— SET EXERCISE —
Render every entry verbatim.

— DATA IN THIS EXERCISE —
┏━━
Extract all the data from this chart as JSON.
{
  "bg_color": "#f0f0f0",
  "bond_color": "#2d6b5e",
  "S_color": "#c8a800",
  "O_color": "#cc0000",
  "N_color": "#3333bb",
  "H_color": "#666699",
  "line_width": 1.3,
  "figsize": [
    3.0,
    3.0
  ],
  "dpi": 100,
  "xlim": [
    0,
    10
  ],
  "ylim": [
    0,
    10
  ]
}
┗━━
— RIGHT ANSWER —
Extract all the data from this chart as JSON.
{
  "bg_color": "#f0f0f0",
  "bond_color": "#2d6b5e",
  "S_color": "#c8a800",
  "O_color": "#cc0000",
  "N_color": "#3333bb",
  "H_color": "#666699",
  "line_width": 1.3,
  "figsize": [
    3.0,
    3.0
  ],
  "dpi": 100,
  "xlim": [
    0,
    10
  ],
  "ylim": [
    0,
    10
  ]
}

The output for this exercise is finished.